What is needed
All lines below must be repeated exactly, with the pictures omitted.

Records shown
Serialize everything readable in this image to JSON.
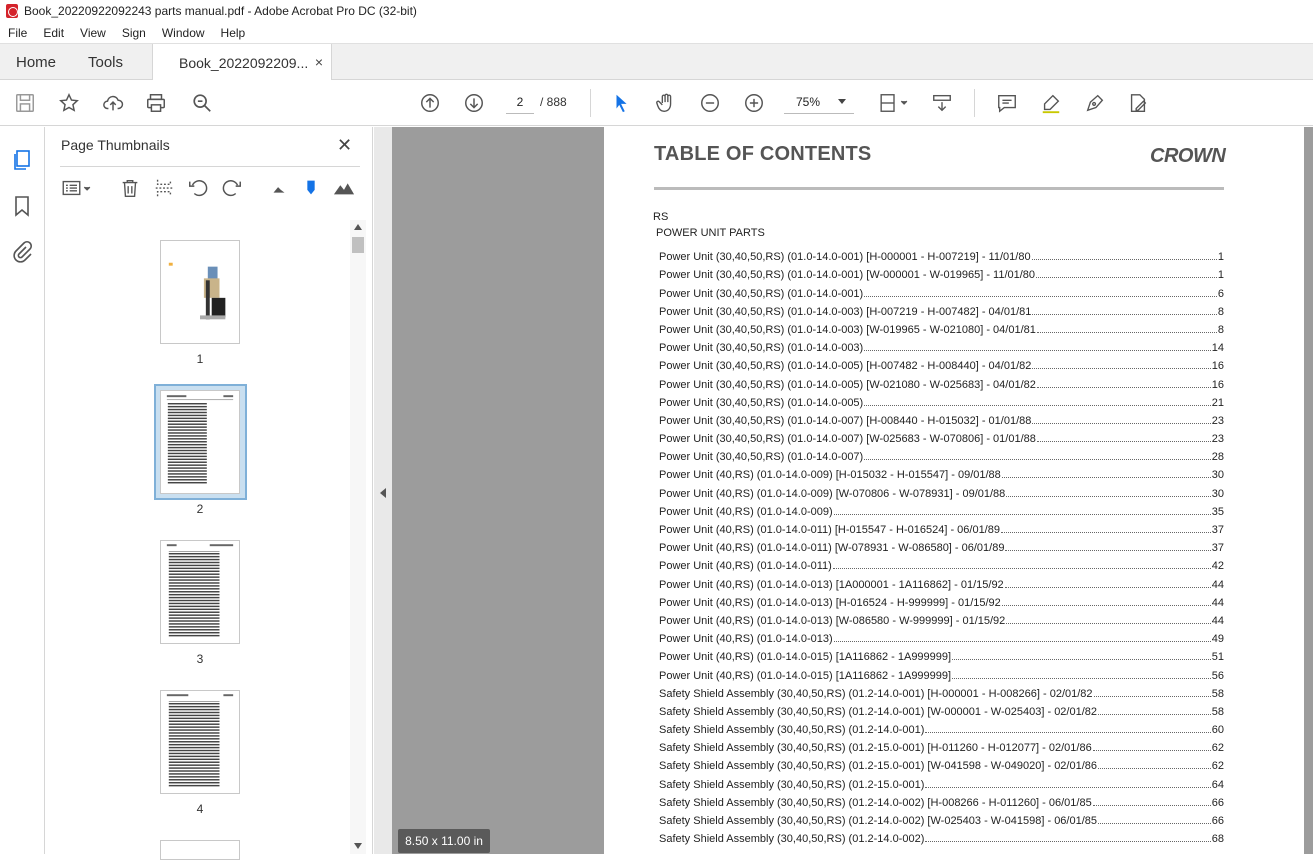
{
  "window": {
    "title": "Book_20220922092243 parts manual.pdf - Adobe Acrobat Pro DC (32-bit)"
  },
  "menu": [
    "File",
    "Edit",
    "View",
    "Sign",
    "Window",
    "Help"
  ],
  "tabs": {
    "home": "Home",
    "tools": "Tools",
    "doc": "Book_2022092209...",
    "close": "×"
  },
  "toolbar": {
    "page_current": "2",
    "page_total": "/ 888",
    "zoom": "75%"
  },
  "panel": {
    "title": "Page Thumbnails",
    "close": "✕",
    "thumbnails": [
      "1",
      "2",
      "3",
      "4"
    ]
  },
  "status": {
    "page_size": "8.50 x 11.00 in"
  },
  "document": {
    "heading": "TABLE OF CONTENTS",
    "brand": "CROWN",
    "section": "RS",
    "subsection": "POWER UNIT PARTS",
    "entries": [
      {
        "text": "Power Unit (30,40,50,RS) (01.0-14.0-001)  [H-000001 - H-007219] - 11/01/80",
        "page": "1"
      },
      {
        "text": "Power Unit (30,40,50,RS) (01.0-14.0-001)  [W-000001 - W-019965] - 11/01/80",
        "page": "1"
      },
      {
        "text": "Power Unit (30,40,50,RS) (01.0-14.0-001)",
        "page": "6"
      },
      {
        "text": "Power Unit (30,40,50,RS) (01.0-14.0-003)  [H-007219 - H-007482] - 04/01/81",
        "page": "8"
      },
      {
        "text": "Power Unit (30,40,50,RS) (01.0-14.0-003)  [W-019965 - W-021080] - 04/01/81",
        "page": "8"
      },
      {
        "text": "Power Unit (30,40,50,RS) (01.0-14.0-003)",
        "page": "14"
      },
      {
        "text": "Power Unit (30,40,50,RS) (01.0-14.0-005)  [H-007482 - H-008440] - 04/01/82",
        "page": "16"
      },
      {
        "text": "Power Unit (30,40,50,RS) (01.0-14.0-005)  [W-021080 - W-025683] - 04/01/82",
        "page": "16"
      },
      {
        "text": "Power Unit (30,40,50,RS) (01.0-14.0-005)",
        "page": "21"
      },
      {
        "text": "Power Unit (30,40,50,RS) (01.0-14.0-007)  [H-008440 - H-015032] - 01/01/88",
        "page": "23"
      },
      {
        "text": "Power Unit (30,40,50,RS) (01.0-14.0-007)  [W-025683 - W-070806] - 01/01/88",
        "page": "23"
      },
      {
        "text": "Power Unit (30,40,50,RS) (01.0-14.0-007)",
        "page": "28"
      },
      {
        "text": "Power Unit (40,RS) (01.0-14.0-009)  [H-015032 - H-015547] - 09/01/88",
        "page": "30"
      },
      {
        "text": "Power Unit (40,RS) (01.0-14.0-009)  [W-070806 - W-078931] - 09/01/88",
        "page": "30"
      },
      {
        "text": "Power Unit (40,RS) (01.0-14.0-009)",
        "page": "35"
      },
      {
        "text": "Power Unit (40,RS) (01.0-14.0-011)  [H-015547 - H-016524] - 06/01/89",
        "page": "37"
      },
      {
        "text": "Power Unit (40,RS) (01.0-14.0-011)  [W-078931 - W-086580] - 06/01/89",
        "page": "37"
      },
      {
        "text": "Power Unit (40,RS) (01.0-14.0-011)",
        "page": "42"
      },
      {
        "text": "Power Unit (40,RS) (01.0-14.0-013)  [1A000001 - 1A116862] - 01/15/92",
        "page": "44"
      },
      {
        "text": "Power Unit (40,RS) (01.0-14.0-013)  [H-016524 - H-999999] - 01/15/92",
        "page": "44"
      },
      {
        "text": "Power Unit (40,RS) (01.0-14.0-013)  [W-086580 - W-999999] - 01/15/92",
        "page": "44"
      },
      {
        "text": "Power Unit (40,RS) (01.0-14.0-013)",
        "page": "49"
      },
      {
        "text": "Power Unit (40,RS) (01.0-14.0-015)  [1A116862 - 1A999999]",
        "page": "51"
      },
      {
        "text": "Power Unit (40,RS) (01.0-14.0-015)  [1A116862 - 1A999999]",
        "page": "56"
      },
      {
        "text": "Safety Shield Assembly (30,40,50,RS) (01.2-14.0-001)  [H-000001 - H-008266] - 02/01/82",
        "page": "58"
      },
      {
        "text": "Safety Shield Assembly (30,40,50,RS) (01.2-14.0-001)  [W-000001 - W-025403] - 02/01/82",
        "page": "58"
      },
      {
        "text": "Safety Shield Assembly (30,40,50,RS) (01.2-14.0-001)",
        "page": "60"
      },
      {
        "text": "Safety Shield Assembly (30,40,50,RS) (01.2-15.0-001)  [H-011260 - H-012077] - 02/01/86",
        "page": "62"
      },
      {
        "text": "Safety Shield Assembly (30,40,50,RS) (01.2-15.0-001)  [W-041598 - W-049020] - 02/01/86",
        "page": "62"
      },
      {
        "text": "Safety Shield Assembly (30,40,50,RS) (01.2-15.0-001)",
        "page": "64"
      },
      {
        "text": "Safety Shield Assembly (30,40,50,RS) (01.2-14.0-002)  [H-008266 - H-011260] - 06/01/85",
        "page": "66"
      },
      {
        "text": "Safety Shield Assembly (30,40,50,RS) (01.2-14.0-002)  [W-025403 - W-041598] - 06/01/85",
        "page": "66"
      },
      {
        "text": "Safety Shield Assembly (30,40,50,RS) (01.2-14.0-002)",
        "page": "68"
      }
    ]
  }
}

Correct answer
Serialize everything readable in this image to JSON.
{
  "window": {
    "title": "Book_20220922092243 parts manual.pdf - Adobe Acrobat Pro DC (32-bit)"
  },
  "menu": [
    "File",
    "Edit",
    "View",
    "Sign",
    "Window",
    "Help"
  ],
  "tabs": {
    "home": "Home",
    "tools": "Tools",
    "doc": "Book_2022092209...",
    "close": "×"
  },
  "toolbar": {
    "page_current": "2",
    "page_total": "/ 888",
    "zoom": "75%"
  },
  "panel": {
    "title": "Page Thumbnails",
    "close": "✕",
    "thumbnails": [
      "1",
      "2",
      "3",
      "4"
    ]
  },
  "status": {
    "page_size": "8.50 x 11.00 in"
  },
  "document": {
    "heading": "TABLE OF CONTENTS",
    "brand": "CROWN",
    "section": "RS",
    "subsection": "POWER UNIT PARTS",
    "entries": [
      {
        "text": "Power Unit (30,40,50,RS) (01.0-14.0-001)  [H-000001 - H-007219] - 11/01/80",
        "page": "1"
      },
      {
        "text": "Power Unit (30,40,50,RS) (01.0-14.0-001)  [W-000001 - W-019965] - 11/01/80",
        "page": "1"
      },
      {
        "text": "Power Unit (30,40,50,RS) (01.0-14.0-001)",
        "page": "6"
      },
      {
        "text": "Power Unit (30,40,50,RS) (01.0-14.0-003)  [H-007219 - H-007482] - 04/01/81",
        "page": "8"
      },
      {
        "text": "Power Unit (30,40,50,RS) (01.0-14.0-003)  [W-019965 - W-021080] - 04/01/81",
        "page": "8"
      },
      {
        "text": "Power Unit (30,40,50,RS) (01.0-14.0-003)",
        "page": "14"
      },
      {
        "text": "Power Unit (30,40,50,RS) (01.0-14.0-005)  [H-007482 - H-008440] - 04/01/82",
        "page": "16"
      },
      {
        "text": "Power Unit (30,40,50,RS) (01.0-14.0-005)  [W-021080 - W-025683] - 04/01/82",
        "page": "16"
      },
      {
        "text": "Power Unit (30,40,50,RS) (01.0-14.0-005)",
        "page": "21"
      },
      {
        "text": "Power Unit (30,40,50,RS) (01.0-14.0-007)  [H-008440 - H-015032] - 01/01/88",
        "page": "23"
      },
      {
        "text": "Power Unit (30,40,50,RS) (01.0-14.0-007)  [W-025683 - W-070806] - 01/01/88",
        "page": "23"
      },
      {
        "text": "Power Unit (30,40,50,RS) (01.0-14.0-007)",
        "page": "28"
      },
      {
        "text": "Power Unit (40,RS) (01.0-14.0-009)  [H-015032 - H-015547] - 09/01/88",
        "page": "30"
      },
      {
        "text": "Power Unit (40,RS) (01.0-14.0-009)  [W-070806 - W-078931] - 09/01/88",
        "page": "30"
      },
      {
        "text": "Power Unit (40,RS) (01.0-14.0-009)",
        "page": "35"
      },
      {
        "text": "Power Unit (40,RS) (01.0-14.0-011)  [H-015547 - H-016524] - 06/01/89",
        "page": "37"
      },
      {
        "text": "Power Unit (40,RS) (01.0-14.0-011)  [W-078931 - W-086580] - 06/01/89",
        "page": "37"
      },
      {
        "text": "Power Unit (40,RS) (01.0-14.0-011)",
        "page": "42"
      },
      {
        "text": "Power Unit (40,RS) (01.0-14.0-013)  [1A000001 - 1A116862] - 01/15/92",
        "page": "44"
      },
      {
        "text": "Power Unit (40,RS) (01.0-14.0-013)  [H-016524 - H-999999] - 01/15/92",
        "page": "44"
      },
      {
        "text": "Power Unit (40,RS) (01.0-14.0-013)  [W-086580 - W-999999] - 01/15/92",
        "page": "44"
      },
      {
        "text": "Power Unit (40,RS) (01.0-14.0-013)",
        "page": "49"
      },
      {
        "text": "Power Unit (40,RS) (01.0-14.0-015)  [1A116862 - 1A999999]",
        "page": "51"
      },
      {
        "text": "Power Unit (40,RS) (01.0-14.0-015)  [1A116862 - 1A999999]",
        "page": "56"
      },
      {
        "text": "Safety Shield Assembly (30,40,50,RS) (01.2-14.0-001)  [H-000001 - H-008266] - 02/01/82",
        "page": "58"
      },
      {
        "text": "Safety Shield Assembly (30,40,50,RS) (01.2-14.0-001)  [W-000001 - W-025403] - 02/01/82",
        "page": "58"
      },
      {
        "text": "Safety Shield Assembly (30,40,50,RS) (01.2-14.0-001)",
        "page": "60"
      },
      {
        "text": "Safety Shield Assembly (30,40,50,RS) (01.2-15.0-001)  [H-011260 - H-012077] - 02/01/86",
        "page": "62"
      },
      {
        "text": "Safety Shield Assembly (30,40,50,RS) (01.2-15.0-001)  [W-041598 - W-049020] - 02/01/86",
        "page": "62"
      },
      {
        "text": "Safety Shield Assembly (30,40,50,RS) (01.2-15.0-001)",
        "page": "64"
      },
      {
        "text": "Safety Shield Assembly (30,40,50,RS) (01.2-14.0-002)  [H-008266 - H-011260] - 06/01/85",
        "page": "66"
      },
      {
        "text": "Safety Shield Assembly (30,40,50,RS) (01.2-14.0-002)  [W-025403 - W-041598] - 06/01/85",
        "page": "66"
      },
      {
        "text": "Safety Shield Assembly (30,40,50,RS) (01.2-14.0-002)",
        "page": "68"
      }
    ]
  }
}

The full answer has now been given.